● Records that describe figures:
-.-.-

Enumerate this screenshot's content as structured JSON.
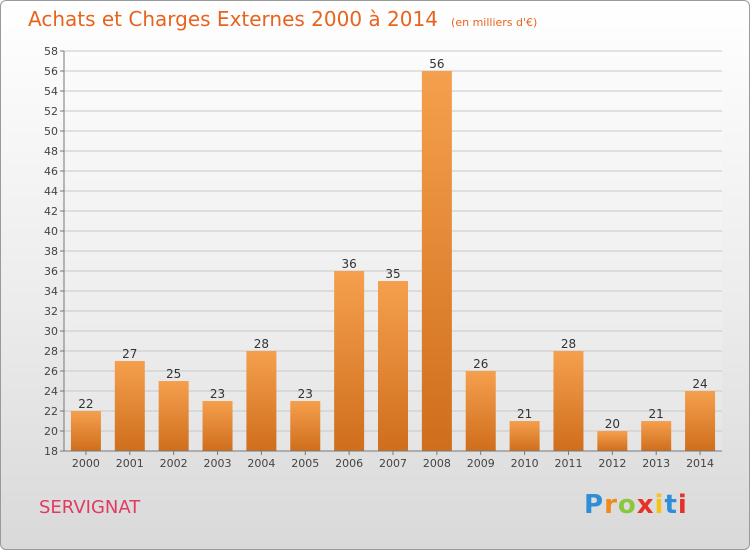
{
  "chart_data": {
    "type": "bar",
    "title": "Achats et Charges Externes 2000 à 2014",
    "subtitle": "(en milliers d'€)",
    "categories": [
      "2000",
      "2001",
      "2002",
      "2003",
      "2004",
      "2005",
      "2006",
      "2007",
      "2008",
      "2009",
      "2010",
      "2011",
      "2012",
      "2013",
      "2014"
    ],
    "values": [
      22,
      27,
      25,
      23,
      28,
      23,
      36,
      35,
      56,
      26,
      21,
      28,
      20,
      21,
      24
    ],
    "ylim": [
      18,
      58
    ],
    "yticks": [
      18,
      20,
      22,
      24,
      26,
      28,
      30,
      32,
      34,
      36,
      38,
      40,
      42,
      44,
      46,
      48,
      50,
      52,
      54,
      56,
      58
    ],
    "grid": true,
    "bar_color": "#f5a04e",
    "bar_color_dark": "#cf6e1c"
  },
  "place_name": "SERVIGNAT",
  "logo": {
    "letters": [
      "P",
      "r",
      "o",
      "x",
      "i",
      "t",
      "i"
    ],
    "colors": [
      "#2e8fd8",
      "#f08a1c",
      "#8cc63f",
      "#e8302a",
      "#f5c21b",
      "#2e8fd8",
      "#e8302a"
    ]
  }
}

-.-.-

● Exercise aim:
Reproduce all of the material above word for word. Omit the pictures.

● Output for this task:
Enumerate this screenshot's content as structured JSON.
{
  "chart_data": {
    "type": "bar",
    "title": "Achats et Charges Externes 2000 à 2014",
    "subtitle": "(en milliers d'€)",
    "categories": [
      "2000",
      "2001",
      "2002",
      "2003",
      "2004",
      "2005",
      "2006",
      "2007",
      "2008",
      "2009",
      "2010",
      "2011",
      "2012",
      "2013",
      "2014"
    ],
    "values": [
      22,
      27,
      25,
      23,
      28,
      23,
      36,
      35,
      56,
      26,
      21,
      28,
      20,
      21,
      24
    ],
    "ylim": [
      18,
      58
    ],
    "yticks": [
      18,
      20,
      22,
      24,
      26,
      28,
      30,
      32,
      34,
      36,
      38,
      40,
      42,
      44,
      46,
      48,
      50,
      52,
      54,
      56,
      58
    ],
    "grid": true,
    "bar_color": "#f5a04e",
    "bar_color_dark": "#cf6e1c"
  },
  "place_name": "SERVIGNAT",
  "logo": {
    "letters": [
      "P",
      "r",
      "o",
      "x",
      "i",
      "t",
      "i"
    ],
    "colors": [
      "#2e8fd8",
      "#f08a1c",
      "#8cc63f",
      "#e8302a",
      "#f5c21b",
      "#2e8fd8",
      "#e8302a"
    ]
  }
}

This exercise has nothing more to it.